__What you need to do__
Scan the entries below for the word "plain". Copy each line that has it.

__Listing__
☆ ☆ ☆ ☆

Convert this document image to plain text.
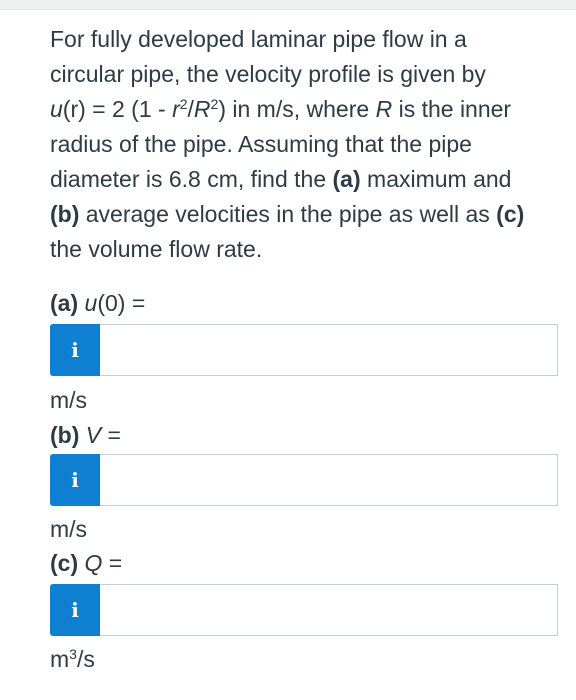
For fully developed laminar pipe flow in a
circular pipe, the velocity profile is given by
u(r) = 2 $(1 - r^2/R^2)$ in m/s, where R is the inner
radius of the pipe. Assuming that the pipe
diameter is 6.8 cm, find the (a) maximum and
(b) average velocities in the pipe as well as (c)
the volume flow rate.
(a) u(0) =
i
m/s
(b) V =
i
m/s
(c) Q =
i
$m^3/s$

☆ ☆ ☆ ☆

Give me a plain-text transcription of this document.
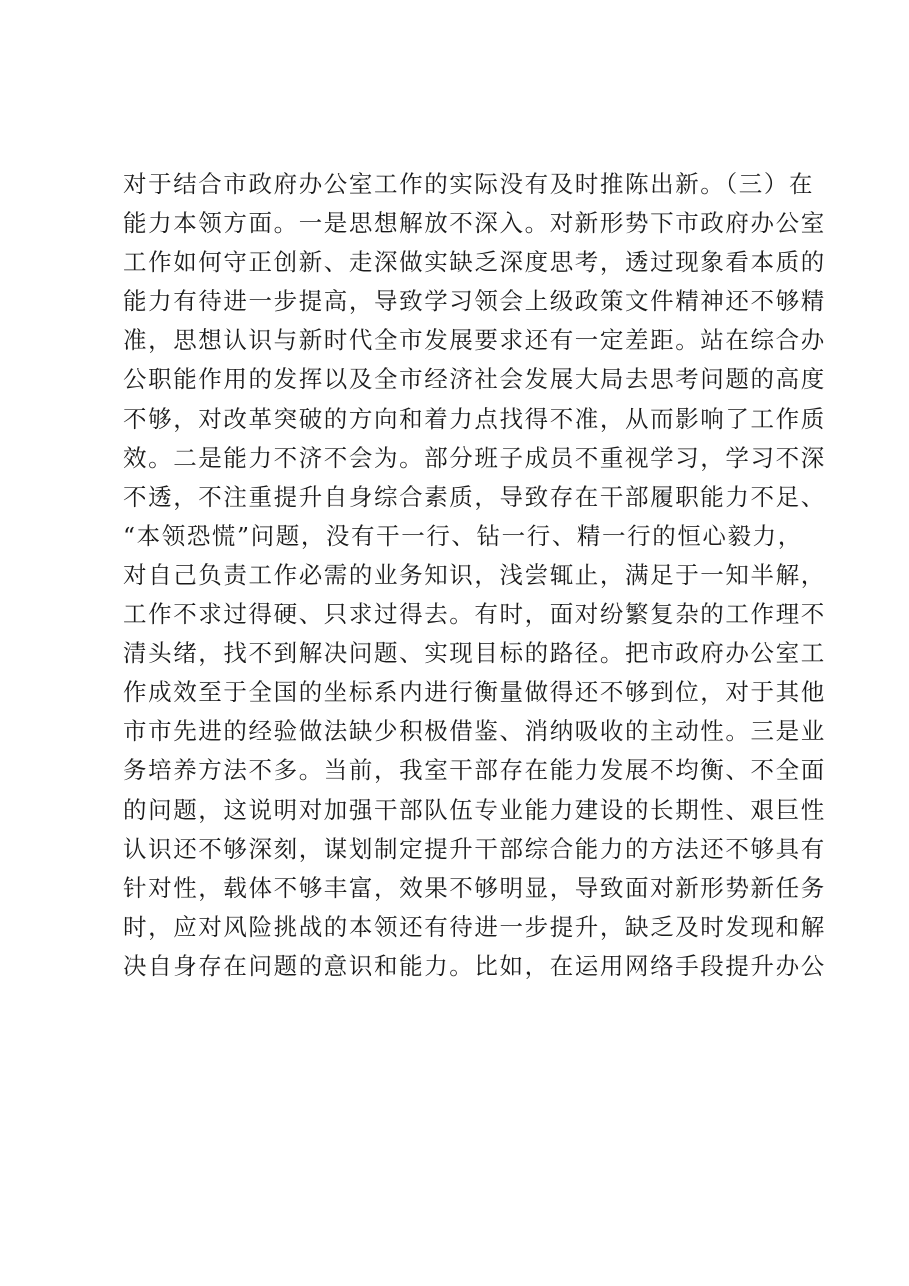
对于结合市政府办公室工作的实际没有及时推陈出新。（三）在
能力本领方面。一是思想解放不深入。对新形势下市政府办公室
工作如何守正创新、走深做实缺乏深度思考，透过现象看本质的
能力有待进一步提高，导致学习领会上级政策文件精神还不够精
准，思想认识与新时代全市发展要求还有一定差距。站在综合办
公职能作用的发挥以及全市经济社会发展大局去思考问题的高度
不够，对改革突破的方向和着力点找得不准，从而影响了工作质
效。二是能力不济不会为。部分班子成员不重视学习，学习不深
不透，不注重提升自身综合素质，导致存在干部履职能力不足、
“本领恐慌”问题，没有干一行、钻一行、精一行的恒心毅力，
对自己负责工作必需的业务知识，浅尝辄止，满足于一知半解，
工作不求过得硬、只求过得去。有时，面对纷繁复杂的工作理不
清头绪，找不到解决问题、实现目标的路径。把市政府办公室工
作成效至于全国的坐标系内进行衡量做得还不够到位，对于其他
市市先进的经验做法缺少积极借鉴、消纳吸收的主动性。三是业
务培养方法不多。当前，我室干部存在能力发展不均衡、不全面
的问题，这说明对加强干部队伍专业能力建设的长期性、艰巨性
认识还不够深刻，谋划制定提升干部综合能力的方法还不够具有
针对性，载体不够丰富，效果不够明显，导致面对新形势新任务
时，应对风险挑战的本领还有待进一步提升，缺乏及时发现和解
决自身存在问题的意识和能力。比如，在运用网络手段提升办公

☆ ☆ ☆ ☆

__Response__
Convert this document image to plain text.
Give me a plain-text transcription of this document.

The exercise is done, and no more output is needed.